PROMPT >> Determine how many lines of the data below contain "hash", then give only that number.

BEGIN EXERCISE DATA

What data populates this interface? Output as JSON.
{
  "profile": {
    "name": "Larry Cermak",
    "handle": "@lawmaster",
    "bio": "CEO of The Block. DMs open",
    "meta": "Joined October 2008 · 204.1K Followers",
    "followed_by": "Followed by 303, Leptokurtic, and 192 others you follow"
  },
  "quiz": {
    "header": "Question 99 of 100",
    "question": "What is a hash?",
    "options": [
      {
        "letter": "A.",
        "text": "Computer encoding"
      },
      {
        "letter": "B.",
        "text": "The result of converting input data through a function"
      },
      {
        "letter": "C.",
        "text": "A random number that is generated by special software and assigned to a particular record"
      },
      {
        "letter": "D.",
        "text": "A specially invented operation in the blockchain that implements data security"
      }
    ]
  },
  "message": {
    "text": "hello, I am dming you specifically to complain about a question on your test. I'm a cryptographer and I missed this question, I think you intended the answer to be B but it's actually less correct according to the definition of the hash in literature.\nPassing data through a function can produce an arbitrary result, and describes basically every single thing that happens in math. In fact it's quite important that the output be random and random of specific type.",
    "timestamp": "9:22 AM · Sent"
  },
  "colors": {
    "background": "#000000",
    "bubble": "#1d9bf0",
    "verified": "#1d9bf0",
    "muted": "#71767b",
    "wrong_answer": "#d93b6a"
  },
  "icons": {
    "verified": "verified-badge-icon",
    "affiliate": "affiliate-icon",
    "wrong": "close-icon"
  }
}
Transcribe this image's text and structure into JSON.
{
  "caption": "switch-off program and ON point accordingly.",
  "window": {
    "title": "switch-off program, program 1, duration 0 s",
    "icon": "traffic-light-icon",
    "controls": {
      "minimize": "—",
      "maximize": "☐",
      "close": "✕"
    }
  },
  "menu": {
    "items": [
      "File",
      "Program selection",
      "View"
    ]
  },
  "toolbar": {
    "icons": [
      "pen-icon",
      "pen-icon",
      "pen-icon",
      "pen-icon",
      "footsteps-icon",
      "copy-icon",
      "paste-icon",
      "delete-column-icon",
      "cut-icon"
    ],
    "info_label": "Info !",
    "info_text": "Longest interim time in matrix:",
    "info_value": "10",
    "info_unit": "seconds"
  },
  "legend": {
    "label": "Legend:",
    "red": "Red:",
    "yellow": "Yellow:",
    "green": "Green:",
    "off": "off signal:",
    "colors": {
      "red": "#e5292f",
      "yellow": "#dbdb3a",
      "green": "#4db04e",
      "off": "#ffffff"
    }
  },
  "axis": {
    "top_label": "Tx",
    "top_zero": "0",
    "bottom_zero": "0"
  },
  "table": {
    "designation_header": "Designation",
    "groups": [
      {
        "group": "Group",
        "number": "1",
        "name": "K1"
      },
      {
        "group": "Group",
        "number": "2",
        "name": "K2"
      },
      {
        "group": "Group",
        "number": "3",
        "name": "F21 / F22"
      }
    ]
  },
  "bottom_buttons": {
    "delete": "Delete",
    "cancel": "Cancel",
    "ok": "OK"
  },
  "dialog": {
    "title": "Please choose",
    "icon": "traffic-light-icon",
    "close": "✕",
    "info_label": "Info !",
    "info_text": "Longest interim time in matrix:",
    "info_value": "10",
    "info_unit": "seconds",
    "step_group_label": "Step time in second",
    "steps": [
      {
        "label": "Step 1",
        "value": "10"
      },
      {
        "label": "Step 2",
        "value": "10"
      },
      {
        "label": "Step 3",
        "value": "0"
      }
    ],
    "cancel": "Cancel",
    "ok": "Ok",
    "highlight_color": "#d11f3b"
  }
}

END EXERCISE DATA

CORRECT ANSWER >> 2